Supplied material —
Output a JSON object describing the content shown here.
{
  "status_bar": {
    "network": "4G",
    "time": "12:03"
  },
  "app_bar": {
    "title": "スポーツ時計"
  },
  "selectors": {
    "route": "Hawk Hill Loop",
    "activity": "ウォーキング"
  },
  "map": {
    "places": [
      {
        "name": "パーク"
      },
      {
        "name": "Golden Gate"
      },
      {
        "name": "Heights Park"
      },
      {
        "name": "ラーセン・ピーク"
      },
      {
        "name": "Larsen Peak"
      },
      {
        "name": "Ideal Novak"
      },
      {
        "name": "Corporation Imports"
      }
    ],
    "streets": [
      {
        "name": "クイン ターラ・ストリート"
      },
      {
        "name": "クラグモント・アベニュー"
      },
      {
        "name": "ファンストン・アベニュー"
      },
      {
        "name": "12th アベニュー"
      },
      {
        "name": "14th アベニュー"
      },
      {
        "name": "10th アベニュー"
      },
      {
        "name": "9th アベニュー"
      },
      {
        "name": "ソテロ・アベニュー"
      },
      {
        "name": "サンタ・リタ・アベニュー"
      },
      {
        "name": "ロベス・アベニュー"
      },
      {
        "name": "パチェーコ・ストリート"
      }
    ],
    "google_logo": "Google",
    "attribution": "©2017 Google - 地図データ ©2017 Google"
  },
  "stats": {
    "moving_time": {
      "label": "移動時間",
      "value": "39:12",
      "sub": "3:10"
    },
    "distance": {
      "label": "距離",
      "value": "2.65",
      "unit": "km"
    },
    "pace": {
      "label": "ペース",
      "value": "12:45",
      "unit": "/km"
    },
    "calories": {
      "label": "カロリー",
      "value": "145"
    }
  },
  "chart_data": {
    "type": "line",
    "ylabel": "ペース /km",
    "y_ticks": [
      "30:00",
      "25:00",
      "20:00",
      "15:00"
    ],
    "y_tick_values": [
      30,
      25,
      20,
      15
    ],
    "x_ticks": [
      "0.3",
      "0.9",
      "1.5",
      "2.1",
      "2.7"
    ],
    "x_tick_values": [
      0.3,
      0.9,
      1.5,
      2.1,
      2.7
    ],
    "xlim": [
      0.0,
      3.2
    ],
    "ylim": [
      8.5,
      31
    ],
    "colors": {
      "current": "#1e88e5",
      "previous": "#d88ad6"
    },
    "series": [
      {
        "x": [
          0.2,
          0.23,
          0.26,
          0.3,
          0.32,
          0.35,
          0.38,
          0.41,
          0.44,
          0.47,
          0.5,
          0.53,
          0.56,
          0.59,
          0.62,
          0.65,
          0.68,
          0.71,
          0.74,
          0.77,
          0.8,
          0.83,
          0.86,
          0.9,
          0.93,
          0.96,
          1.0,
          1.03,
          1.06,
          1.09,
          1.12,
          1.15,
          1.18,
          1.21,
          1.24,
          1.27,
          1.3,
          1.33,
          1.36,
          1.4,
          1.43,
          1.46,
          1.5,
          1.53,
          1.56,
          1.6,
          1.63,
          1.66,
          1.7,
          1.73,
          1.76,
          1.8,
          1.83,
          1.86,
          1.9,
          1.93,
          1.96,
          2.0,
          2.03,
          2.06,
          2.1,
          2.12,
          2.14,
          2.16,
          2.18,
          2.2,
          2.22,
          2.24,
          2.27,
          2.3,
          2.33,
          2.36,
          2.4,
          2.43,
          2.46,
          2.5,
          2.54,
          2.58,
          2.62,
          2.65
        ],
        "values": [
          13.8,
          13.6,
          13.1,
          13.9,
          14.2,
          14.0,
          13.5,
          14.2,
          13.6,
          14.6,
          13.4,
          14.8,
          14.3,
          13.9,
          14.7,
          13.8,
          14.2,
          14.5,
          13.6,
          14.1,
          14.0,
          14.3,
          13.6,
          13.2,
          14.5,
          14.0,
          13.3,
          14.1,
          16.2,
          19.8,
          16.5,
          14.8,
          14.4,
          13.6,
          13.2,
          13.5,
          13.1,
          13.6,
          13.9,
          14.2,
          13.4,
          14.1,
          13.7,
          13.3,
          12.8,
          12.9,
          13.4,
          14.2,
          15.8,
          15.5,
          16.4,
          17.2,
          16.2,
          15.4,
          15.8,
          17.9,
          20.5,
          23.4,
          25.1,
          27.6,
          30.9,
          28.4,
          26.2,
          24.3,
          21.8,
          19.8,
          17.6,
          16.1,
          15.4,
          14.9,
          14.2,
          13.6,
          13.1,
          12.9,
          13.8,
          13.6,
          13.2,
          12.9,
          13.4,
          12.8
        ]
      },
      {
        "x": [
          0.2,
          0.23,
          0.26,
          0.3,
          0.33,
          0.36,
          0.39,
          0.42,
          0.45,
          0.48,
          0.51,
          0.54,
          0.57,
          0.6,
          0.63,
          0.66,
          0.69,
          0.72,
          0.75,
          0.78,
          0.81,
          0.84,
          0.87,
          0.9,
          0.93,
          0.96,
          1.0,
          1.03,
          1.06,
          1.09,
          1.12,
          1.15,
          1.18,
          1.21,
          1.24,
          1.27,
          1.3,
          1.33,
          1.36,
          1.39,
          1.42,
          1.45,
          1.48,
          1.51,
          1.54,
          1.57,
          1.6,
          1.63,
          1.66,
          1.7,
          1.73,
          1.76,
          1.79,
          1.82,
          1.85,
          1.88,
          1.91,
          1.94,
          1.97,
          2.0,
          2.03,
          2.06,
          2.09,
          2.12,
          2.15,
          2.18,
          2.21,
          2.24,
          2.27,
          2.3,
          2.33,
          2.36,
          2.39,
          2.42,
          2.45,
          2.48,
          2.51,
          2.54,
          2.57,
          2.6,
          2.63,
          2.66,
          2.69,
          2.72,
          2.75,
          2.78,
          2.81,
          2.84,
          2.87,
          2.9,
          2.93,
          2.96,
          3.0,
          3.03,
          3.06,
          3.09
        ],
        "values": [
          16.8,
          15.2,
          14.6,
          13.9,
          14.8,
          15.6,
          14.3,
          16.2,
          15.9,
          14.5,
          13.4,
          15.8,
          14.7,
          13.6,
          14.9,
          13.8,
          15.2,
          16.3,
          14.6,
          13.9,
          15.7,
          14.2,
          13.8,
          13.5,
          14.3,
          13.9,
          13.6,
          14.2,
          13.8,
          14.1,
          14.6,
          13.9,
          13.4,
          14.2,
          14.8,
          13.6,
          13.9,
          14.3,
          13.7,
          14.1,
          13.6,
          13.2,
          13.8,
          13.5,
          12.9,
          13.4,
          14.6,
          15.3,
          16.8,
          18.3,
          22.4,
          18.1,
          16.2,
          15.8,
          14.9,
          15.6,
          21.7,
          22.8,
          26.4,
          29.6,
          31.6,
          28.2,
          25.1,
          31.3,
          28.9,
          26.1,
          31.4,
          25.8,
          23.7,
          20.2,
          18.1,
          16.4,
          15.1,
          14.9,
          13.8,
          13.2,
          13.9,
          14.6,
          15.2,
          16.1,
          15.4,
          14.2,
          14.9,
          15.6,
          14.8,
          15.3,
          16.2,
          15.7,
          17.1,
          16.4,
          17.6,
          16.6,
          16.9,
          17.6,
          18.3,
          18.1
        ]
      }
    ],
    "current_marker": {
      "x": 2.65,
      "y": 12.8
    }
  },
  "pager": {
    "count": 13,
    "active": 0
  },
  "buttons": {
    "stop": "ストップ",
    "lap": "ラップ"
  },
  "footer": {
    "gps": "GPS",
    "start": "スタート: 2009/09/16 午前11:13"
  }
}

==

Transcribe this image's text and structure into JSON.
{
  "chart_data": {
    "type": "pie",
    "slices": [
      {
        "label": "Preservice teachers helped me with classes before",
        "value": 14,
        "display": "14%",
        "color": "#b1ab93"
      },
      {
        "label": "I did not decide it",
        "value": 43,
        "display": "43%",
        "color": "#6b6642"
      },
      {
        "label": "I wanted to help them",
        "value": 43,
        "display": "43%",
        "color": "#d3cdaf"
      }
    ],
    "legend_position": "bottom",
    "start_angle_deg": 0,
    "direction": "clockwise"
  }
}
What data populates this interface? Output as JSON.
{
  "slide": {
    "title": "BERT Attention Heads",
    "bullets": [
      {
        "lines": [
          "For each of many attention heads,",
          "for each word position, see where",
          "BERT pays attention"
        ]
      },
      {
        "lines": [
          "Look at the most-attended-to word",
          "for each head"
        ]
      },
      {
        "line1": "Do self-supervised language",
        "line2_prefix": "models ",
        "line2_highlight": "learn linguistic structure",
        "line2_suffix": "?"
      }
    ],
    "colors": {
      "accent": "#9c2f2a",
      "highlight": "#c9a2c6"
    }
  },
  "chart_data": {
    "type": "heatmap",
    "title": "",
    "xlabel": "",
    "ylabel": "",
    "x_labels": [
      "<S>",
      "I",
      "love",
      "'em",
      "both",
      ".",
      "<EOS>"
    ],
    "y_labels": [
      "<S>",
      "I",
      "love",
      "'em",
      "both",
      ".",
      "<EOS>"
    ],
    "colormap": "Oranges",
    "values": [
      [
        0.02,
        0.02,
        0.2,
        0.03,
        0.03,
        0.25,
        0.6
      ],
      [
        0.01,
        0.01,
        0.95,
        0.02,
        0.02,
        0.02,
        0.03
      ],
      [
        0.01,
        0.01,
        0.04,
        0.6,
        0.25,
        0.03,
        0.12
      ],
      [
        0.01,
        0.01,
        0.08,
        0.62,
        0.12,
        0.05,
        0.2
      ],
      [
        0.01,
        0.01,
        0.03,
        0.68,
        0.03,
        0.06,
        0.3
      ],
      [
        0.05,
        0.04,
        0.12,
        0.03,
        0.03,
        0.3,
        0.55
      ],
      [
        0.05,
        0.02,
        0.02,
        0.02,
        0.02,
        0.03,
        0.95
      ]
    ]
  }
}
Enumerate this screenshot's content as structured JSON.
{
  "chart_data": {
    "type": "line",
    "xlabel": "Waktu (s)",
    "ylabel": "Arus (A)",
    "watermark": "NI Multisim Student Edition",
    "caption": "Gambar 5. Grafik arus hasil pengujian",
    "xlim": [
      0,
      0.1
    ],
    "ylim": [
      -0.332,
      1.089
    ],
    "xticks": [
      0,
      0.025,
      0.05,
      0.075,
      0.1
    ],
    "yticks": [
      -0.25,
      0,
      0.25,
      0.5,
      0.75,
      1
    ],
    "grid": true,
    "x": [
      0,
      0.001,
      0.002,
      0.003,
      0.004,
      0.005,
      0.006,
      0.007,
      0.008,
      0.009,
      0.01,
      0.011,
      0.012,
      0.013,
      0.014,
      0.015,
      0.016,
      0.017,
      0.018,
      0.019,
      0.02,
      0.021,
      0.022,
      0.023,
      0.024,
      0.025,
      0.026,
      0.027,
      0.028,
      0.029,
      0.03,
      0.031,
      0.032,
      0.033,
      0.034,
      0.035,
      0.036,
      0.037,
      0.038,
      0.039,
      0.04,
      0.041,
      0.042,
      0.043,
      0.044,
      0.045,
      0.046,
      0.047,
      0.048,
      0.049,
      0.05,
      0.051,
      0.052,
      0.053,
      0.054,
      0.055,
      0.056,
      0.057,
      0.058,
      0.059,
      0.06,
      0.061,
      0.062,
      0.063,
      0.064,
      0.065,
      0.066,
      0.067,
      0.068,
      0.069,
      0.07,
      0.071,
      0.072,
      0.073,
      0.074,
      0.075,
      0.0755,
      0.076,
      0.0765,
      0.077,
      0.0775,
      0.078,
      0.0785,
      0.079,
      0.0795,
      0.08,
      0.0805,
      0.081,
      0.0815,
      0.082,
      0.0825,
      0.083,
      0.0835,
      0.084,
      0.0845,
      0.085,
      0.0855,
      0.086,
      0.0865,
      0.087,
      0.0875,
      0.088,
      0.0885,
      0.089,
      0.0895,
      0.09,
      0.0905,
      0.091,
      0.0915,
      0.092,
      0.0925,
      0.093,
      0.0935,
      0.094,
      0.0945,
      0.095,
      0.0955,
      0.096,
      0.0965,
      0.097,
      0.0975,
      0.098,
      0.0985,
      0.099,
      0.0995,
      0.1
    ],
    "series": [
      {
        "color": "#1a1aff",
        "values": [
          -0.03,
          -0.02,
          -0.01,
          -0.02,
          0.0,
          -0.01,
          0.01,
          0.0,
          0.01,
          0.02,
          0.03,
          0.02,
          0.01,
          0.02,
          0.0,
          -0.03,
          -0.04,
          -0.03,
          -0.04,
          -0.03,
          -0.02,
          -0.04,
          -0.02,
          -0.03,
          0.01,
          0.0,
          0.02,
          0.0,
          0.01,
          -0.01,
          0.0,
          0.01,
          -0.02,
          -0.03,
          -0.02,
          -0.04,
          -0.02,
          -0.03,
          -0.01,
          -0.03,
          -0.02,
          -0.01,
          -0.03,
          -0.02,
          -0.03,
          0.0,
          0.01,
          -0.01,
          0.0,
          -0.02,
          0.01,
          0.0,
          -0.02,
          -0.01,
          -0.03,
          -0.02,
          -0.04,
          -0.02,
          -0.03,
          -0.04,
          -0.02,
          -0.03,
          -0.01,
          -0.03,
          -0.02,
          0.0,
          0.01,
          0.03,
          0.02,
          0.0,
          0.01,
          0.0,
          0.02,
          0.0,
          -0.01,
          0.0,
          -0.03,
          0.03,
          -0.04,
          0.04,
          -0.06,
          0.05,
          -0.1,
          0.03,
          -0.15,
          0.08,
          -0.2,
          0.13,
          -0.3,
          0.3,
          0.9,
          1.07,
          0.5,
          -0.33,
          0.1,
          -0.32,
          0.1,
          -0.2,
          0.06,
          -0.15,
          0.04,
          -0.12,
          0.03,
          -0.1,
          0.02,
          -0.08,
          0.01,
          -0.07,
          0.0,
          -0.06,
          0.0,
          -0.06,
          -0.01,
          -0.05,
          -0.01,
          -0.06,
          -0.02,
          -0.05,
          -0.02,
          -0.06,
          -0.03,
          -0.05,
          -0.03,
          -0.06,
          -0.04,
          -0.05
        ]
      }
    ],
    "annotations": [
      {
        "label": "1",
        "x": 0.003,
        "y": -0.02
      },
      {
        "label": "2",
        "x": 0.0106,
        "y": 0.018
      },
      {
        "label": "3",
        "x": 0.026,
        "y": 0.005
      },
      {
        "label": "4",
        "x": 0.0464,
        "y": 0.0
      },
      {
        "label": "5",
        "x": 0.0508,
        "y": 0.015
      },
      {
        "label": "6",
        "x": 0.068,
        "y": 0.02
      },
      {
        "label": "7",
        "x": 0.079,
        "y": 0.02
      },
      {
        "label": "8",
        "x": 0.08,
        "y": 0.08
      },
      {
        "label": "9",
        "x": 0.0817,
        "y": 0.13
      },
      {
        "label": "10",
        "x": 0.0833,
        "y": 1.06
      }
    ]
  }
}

What to do —
Check the data for the word "アベニュー" and pull out the lines that have it.

Output —
        "name": "クラグモント・アベニュー"
        "name": "ファンストン・アベニュー"
        "name": "12th アベニュー"
        "name": "14th アベニュー"
        "name": "10th アベニュー"
        "name": "9th アベニュー"
        "name": "ソテロ・アベニュー"
        "name": "サンタ・リタ・アベニュー"
        "name": "ロベス・アベニュー"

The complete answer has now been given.